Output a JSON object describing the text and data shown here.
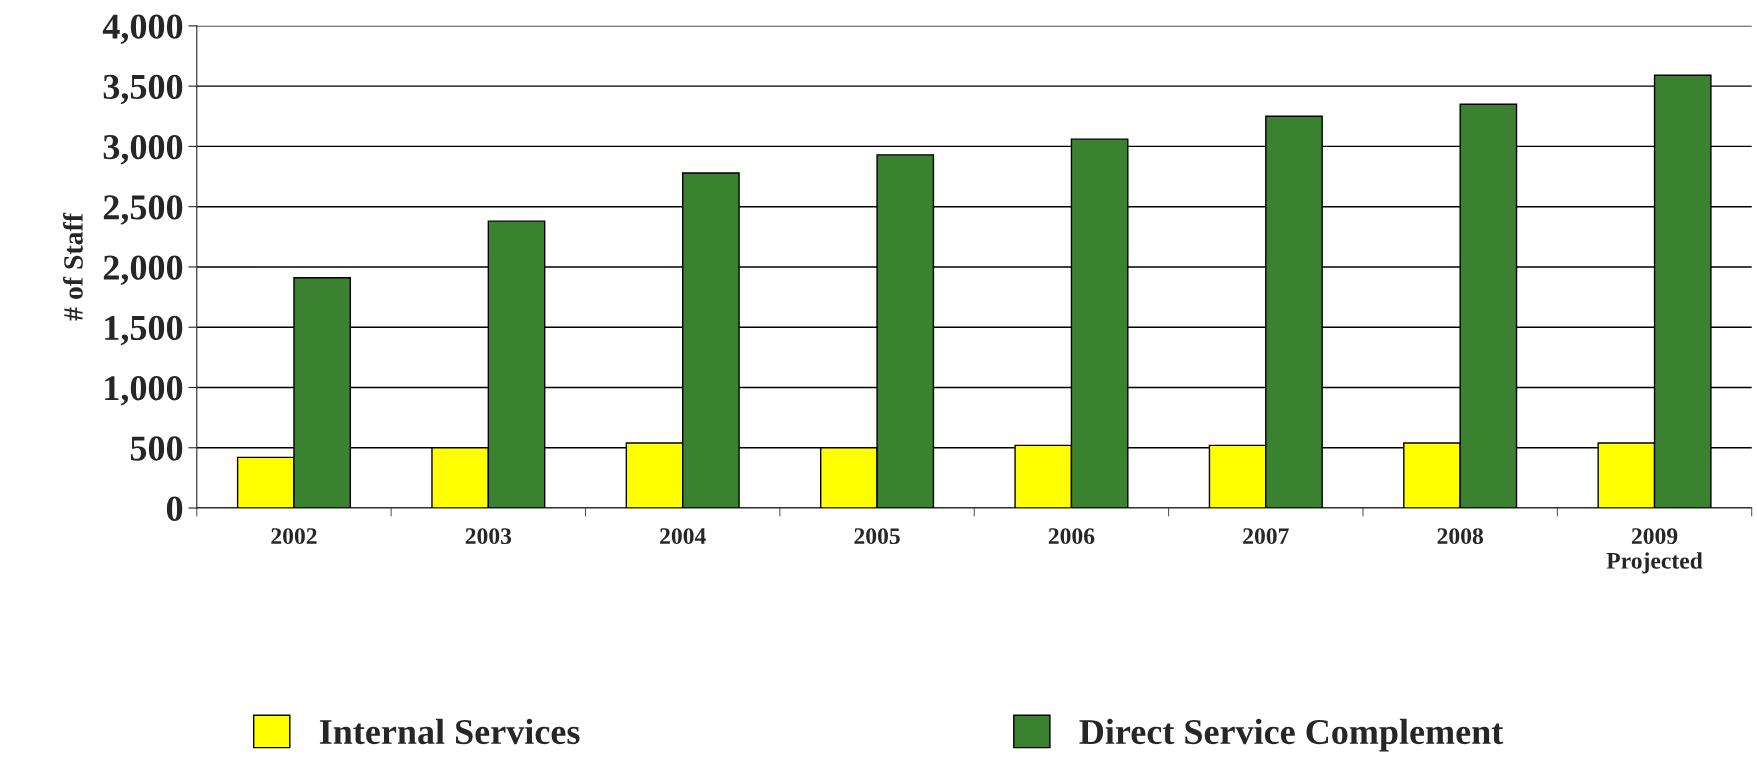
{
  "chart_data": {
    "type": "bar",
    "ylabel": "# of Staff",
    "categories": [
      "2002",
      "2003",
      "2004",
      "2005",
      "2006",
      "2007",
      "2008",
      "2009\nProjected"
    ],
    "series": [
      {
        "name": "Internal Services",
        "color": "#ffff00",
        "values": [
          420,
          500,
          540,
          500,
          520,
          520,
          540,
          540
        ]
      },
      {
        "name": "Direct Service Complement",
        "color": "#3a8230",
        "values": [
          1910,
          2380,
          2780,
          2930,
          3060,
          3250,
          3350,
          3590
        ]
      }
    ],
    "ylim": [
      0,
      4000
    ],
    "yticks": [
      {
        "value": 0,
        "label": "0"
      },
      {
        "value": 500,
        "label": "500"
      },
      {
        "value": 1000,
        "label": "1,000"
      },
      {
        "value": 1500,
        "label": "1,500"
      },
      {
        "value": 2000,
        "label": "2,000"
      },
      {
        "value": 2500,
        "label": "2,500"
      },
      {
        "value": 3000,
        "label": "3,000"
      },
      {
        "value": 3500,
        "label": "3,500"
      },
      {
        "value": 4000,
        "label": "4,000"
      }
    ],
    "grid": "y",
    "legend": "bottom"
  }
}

> [Problem requirements]: Without including the pictures, return each record above exactly as it stands.

> [Solution to the exercise]:
Output a JSON object describing the text and data shown here.
{
  "chart_data": {
    "type": "bar",
    "ylabel": "# of Staff",
    "categories": [
      "2002",
      "2003",
      "2004",
      "2005",
      "2006",
      "2007",
      "2008",
      "2009\nProjected"
    ],
    "series": [
      {
        "name": "Internal Services",
        "color": "#ffff00",
        "values": [
          420,
          500,
          540,
          500,
          520,
          520,
          540,
          540
        ]
      },
      {
        "name": "Direct Service Complement",
        "color": "#3a8230",
        "values": [
          1910,
          2380,
          2780,
          2930,
          3060,
          3250,
          3350,
          3590
        ]
      }
    ],
    "ylim": [
      0,
      4000
    ],
    "yticks": [
      {
        "value": 0,
        "label": "0"
      },
      {
        "value": 500,
        "label": "500"
      },
      {
        "value": 1000,
        "label": "1,000"
      },
      {
        "value": 1500,
        "label": "1,500"
      },
      {
        "value": 2000,
        "label": "2,000"
      },
      {
        "value": 2500,
        "label": "2,500"
      },
      {
        "value": 3000,
        "label": "3,000"
      },
      {
        "value": 3500,
        "label": "3,500"
      },
      {
        "value": 4000,
        "label": "4,000"
      }
    ],
    "grid": "y",
    "legend": "bottom"
  }
}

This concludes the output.